*AIM OF THE EXERCISE*
Repeat the material in full. Keep every line exactly as it is.
■ ■ ■ ■ ■ ■ ■
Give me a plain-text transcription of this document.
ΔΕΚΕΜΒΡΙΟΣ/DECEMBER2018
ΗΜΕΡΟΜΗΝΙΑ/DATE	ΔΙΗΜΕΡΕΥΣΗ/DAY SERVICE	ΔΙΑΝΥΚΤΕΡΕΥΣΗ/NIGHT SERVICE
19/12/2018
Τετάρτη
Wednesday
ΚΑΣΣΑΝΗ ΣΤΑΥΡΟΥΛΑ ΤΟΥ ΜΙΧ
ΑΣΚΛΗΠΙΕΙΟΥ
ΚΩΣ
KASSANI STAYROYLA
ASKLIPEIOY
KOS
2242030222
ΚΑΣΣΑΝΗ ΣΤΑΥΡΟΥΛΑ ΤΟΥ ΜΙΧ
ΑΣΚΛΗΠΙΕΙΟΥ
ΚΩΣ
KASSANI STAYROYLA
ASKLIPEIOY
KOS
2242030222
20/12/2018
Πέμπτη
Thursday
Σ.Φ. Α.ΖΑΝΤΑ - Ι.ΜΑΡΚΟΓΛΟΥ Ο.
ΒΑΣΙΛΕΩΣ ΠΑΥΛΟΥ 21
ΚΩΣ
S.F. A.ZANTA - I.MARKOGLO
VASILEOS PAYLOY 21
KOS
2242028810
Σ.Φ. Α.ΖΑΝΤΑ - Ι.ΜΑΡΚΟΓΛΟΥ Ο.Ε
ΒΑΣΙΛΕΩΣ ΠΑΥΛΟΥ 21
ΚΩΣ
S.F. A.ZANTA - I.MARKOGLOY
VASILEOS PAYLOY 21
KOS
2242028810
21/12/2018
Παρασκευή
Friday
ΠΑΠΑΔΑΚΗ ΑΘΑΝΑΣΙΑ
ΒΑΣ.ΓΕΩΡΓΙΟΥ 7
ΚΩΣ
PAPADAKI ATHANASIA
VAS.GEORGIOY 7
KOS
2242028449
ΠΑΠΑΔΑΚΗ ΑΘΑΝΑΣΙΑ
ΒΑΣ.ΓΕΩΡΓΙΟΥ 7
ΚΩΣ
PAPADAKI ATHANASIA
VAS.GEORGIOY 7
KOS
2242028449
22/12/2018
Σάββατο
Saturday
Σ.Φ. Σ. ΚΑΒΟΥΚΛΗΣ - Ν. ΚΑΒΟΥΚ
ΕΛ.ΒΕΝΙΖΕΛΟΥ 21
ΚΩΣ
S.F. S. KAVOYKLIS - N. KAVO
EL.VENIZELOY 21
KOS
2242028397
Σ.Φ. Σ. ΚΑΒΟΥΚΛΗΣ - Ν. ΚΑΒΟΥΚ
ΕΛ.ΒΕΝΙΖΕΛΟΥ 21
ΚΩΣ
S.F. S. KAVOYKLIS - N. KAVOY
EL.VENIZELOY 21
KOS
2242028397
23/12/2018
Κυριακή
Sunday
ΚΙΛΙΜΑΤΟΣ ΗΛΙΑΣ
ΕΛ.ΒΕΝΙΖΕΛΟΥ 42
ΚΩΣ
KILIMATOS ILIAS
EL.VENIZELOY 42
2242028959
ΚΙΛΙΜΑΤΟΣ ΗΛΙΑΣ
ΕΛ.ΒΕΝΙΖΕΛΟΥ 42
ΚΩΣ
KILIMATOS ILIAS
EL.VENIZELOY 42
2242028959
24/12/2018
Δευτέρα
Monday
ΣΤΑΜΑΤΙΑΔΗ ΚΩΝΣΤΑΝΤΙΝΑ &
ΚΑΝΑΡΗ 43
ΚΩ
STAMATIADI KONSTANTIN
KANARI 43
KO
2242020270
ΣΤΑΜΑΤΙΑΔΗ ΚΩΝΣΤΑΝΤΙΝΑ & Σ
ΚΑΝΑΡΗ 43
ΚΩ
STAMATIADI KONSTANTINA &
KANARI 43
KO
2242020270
■ ■ ■ ■ ■ ■ ■
*TASK SOLUTION*
Give me a plain-text transcription of this document.
ΔΕΚΕΜΒΡΙΟΣ/DECEMBER2018
ΗΜΕΡΟΜΗΝΙΑ/DATE	ΔΙΗΜΕΡΕΥΣΗ/DAY SERVICE	ΔΙΑΝΥΚΤΕΡΕΥΣΗ/NIGHT SERVICE
19/12/2018
Τετάρτη
Wednesday
ΚΑΣΣΑΝΗ ΣΤΑΥΡΟΥΛΑ ΤΟΥ ΜΙΧ
ΑΣΚΛΗΠΙΕΙΟΥ
ΚΩΣ
KASSANI STAYROYLA
ASKLIPEIOY
KOS
2242030222
ΚΑΣΣΑΝΗ ΣΤΑΥΡΟΥΛΑ ΤΟΥ ΜΙΧ
ΑΣΚΛΗΠΙΕΙΟΥ
ΚΩΣ
KASSANI STAYROYLA
ASKLIPEIOY
KOS
2242030222
20/12/2018
Πέμπτη
Thursday
Σ.Φ. Α.ΖΑΝΤΑ - Ι.ΜΑΡΚΟΓΛΟΥ Ο.
ΒΑΣΙΛΕΩΣ ΠΑΥΛΟΥ 21
ΚΩΣ
S.F. A.ZANTA - I.MARKOGLO
VASILEOS PAYLOY 21
KOS
2242028810
Σ.Φ. Α.ΖΑΝΤΑ - Ι.ΜΑΡΚΟΓΛΟΥ Ο.Ε
ΒΑΣΙΛΕΩΣ ΠΑΥΛΟΥ 21
ΚΩΣ
S.F. A.ZANTA - I.MARKOGLOY
VASILEOS PAYLOY 21
KOS
2242028810
21/12/2018
Παρασκευή
Friday
ΠΑΠΑΔΑΚΗ ΑΘΑΝΑΣΙΑ
ΒΑΣ.ΓΕΩΡΓΙΟΥ 7
ΚΩΣ
PAPADAKI ATHANASIA
VAS.GEORGIOY 7
KOS
2242028449
ΠΑΠΑΔΑΚΗ ΑΘΑΝΑΣΙΑ
ΒΑΣ.ΓΕΩΡΓΙΟΥ 7
ΚΩΣ
PAPADAKI ATHANASIA
VAS.GEORGIOY 7
KOS
2242028449
22/12/2018
Σάββατο
Saturday
Σ.Φ. Σ. ΚΑΒΟΥΚΛΗΣ - Ν. ΚΑΒΟΥΚ
ΕΛ.ΒΕΝΙΖΕΛΟΥ 21
ΚΩΣ
S.F. S. KAVOYKLIS - N. KAVO
EL.VENIZELOY 21
KOS
2242028397
Σ.Φ. Σ. ΚΑΒΟΥΚΛΗΣ - Ν. ΚΑΒΟΥΚ
ΕΛ.ΒΕΝΙΖΕΛΟΥ 21
ΚΩΣ
S.F. S. KAVOYKLIS - N. KAVOY
EL.VENIZELOY 21
KOS
2242028397
23/12/2018
Κυριακή
Sunday
ΚΙΛΙΜΑΤΟΣ ΗΛΙΑΣ
ΕΛ.ΒΕΝΙΖΕΛΟΥ 42
ΚΩΣ
KILIMATOS ILIAS
EL.VENIZELOY 42
2242028959
ΚΙΛΙΜΑΤΟΣ ΗΛΙΑΣ
ΕΛ.ΒΕΝΙΖΕΛΟΥ 42
ΚΩΣ
KILIMATOS ILIAS
EL.VENIZELOY 42
2242028959
24/12/2018
Δευτέρα
Monday
ΣΤΑΜΑΤΙΑΔΗ ΚΩΝΣΤΑΝΤΙΝΑ &
ΚΑΝΑΡΗ 43
ΚΩ
STAMATIADI KONSTANTIN
KANARI 43
KO
2242020270
ΣΤΑΜΑΤΙΑΔΗ ΚΩΝΣΤΑΝΤΙΝΑ & Σ
ΚΑΝΑΡΗ 43
ΚΩ
STAMATIADI KONSTANTINA &
KANARI 43
KO
2242020270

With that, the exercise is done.